(Saved entries)
--------------------
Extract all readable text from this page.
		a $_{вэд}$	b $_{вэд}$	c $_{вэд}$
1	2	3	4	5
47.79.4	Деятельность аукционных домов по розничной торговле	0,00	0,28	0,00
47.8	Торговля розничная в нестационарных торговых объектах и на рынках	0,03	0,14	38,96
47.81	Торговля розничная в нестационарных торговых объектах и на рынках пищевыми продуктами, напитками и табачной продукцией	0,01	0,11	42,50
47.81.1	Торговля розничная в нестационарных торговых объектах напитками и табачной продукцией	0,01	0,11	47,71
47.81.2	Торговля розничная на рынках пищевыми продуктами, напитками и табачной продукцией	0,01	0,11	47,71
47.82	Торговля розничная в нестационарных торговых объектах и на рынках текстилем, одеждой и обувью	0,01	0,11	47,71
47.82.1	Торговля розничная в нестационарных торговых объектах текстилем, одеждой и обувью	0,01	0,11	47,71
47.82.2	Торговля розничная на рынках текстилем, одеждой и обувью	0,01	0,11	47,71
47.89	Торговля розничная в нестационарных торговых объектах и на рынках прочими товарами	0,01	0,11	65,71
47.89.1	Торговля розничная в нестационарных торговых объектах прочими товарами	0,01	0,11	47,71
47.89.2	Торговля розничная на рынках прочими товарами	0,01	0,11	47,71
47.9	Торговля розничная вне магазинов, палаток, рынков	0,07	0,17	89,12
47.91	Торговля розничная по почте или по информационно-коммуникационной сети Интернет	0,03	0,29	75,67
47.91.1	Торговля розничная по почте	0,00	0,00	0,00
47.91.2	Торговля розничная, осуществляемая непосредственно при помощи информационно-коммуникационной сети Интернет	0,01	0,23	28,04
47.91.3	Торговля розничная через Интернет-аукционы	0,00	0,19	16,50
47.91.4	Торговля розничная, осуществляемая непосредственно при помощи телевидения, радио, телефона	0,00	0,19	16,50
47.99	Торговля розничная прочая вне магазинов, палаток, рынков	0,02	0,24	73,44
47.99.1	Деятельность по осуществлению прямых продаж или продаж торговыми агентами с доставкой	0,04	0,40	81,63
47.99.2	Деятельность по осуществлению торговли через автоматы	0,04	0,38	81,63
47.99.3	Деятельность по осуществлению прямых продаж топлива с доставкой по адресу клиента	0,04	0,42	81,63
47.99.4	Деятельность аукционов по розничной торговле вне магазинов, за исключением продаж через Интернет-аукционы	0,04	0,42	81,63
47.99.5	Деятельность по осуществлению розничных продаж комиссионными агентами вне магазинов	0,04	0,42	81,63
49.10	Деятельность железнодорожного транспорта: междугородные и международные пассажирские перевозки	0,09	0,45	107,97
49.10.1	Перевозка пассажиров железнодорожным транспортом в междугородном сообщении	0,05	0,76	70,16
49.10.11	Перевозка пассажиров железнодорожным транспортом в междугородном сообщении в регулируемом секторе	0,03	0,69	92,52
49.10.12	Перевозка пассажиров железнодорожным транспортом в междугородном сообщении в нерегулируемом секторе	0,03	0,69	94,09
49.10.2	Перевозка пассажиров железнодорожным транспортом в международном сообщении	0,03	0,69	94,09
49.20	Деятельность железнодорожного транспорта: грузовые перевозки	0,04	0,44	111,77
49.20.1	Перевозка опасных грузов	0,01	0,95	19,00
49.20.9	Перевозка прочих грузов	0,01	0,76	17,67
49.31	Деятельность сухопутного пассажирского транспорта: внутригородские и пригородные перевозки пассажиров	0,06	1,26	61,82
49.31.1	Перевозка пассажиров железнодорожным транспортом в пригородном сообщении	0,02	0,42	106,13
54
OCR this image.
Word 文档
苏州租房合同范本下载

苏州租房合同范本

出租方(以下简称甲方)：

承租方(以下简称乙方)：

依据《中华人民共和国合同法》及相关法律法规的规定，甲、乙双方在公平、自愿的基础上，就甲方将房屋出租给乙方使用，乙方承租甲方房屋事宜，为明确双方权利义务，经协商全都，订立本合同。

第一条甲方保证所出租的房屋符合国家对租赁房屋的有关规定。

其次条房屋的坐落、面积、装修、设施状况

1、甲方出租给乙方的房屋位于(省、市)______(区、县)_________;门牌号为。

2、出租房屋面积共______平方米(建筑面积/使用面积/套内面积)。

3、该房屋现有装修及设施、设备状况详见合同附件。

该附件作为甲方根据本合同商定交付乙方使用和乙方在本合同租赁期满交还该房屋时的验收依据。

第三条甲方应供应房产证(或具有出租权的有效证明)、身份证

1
--------------------
WHAT IS BEING ASKED
Look through the data above. Copy every line with the string "прочими" in it.

COMPLETE RESPONSE
47.89	Торговля розничная в нестационарных торговых объектах и на рынках прочими товарами	0,01	0,11	65,71
47.89.1	Торговля розничная в нестационарных торговых объектах прочими товарами	0,01	0,11	47,71
47.89.2	Торговля розничная на рынках прочими товарами	0,01	0,11	47,71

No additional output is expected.